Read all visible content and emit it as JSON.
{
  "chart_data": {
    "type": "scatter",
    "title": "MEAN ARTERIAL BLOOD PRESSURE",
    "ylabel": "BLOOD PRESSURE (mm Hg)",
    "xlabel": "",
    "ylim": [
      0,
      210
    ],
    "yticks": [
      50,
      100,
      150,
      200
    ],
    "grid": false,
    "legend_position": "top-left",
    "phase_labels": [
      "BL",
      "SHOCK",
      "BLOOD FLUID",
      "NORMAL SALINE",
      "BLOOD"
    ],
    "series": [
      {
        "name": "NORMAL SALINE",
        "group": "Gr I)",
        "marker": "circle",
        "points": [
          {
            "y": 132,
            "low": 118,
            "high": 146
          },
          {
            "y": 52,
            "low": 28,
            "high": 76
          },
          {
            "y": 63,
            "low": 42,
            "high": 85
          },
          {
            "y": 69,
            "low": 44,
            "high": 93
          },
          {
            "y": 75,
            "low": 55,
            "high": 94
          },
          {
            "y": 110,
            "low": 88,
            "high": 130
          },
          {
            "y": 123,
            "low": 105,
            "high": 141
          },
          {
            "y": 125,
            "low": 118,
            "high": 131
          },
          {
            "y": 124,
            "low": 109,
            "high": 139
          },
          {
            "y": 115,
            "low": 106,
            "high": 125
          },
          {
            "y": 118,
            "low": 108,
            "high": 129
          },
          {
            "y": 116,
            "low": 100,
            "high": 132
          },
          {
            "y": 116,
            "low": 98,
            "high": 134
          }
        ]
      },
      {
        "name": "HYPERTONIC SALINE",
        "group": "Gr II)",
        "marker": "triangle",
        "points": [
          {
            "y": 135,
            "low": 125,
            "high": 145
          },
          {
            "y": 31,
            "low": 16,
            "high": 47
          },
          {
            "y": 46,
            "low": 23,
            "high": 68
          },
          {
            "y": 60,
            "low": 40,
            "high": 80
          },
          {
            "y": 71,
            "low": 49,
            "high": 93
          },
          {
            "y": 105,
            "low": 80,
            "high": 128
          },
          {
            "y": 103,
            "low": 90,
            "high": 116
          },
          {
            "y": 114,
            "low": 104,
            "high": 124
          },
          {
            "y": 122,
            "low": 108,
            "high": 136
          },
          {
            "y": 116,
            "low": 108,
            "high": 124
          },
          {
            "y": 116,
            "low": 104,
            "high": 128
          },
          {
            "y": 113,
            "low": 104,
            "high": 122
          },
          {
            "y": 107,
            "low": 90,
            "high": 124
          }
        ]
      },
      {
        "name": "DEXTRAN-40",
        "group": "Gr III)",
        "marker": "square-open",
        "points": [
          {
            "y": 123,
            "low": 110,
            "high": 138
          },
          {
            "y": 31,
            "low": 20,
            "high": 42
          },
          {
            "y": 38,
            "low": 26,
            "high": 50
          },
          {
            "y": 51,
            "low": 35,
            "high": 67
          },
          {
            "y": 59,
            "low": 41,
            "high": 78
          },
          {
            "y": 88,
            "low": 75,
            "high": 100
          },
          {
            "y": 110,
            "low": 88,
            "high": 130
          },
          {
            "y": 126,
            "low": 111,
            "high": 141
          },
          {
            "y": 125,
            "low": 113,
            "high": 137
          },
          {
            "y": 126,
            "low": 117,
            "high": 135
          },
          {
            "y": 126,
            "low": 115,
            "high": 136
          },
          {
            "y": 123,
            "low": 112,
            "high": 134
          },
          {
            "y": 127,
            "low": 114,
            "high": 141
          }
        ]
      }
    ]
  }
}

══════════════════════════════

What the task asks - Pick out the lines that contain "SALINE" and copy them.

Full response -
      "NORMAL SALINE",
        "name": "NORMAL SALINE",
        "name": "HYPERTONIC SALINE",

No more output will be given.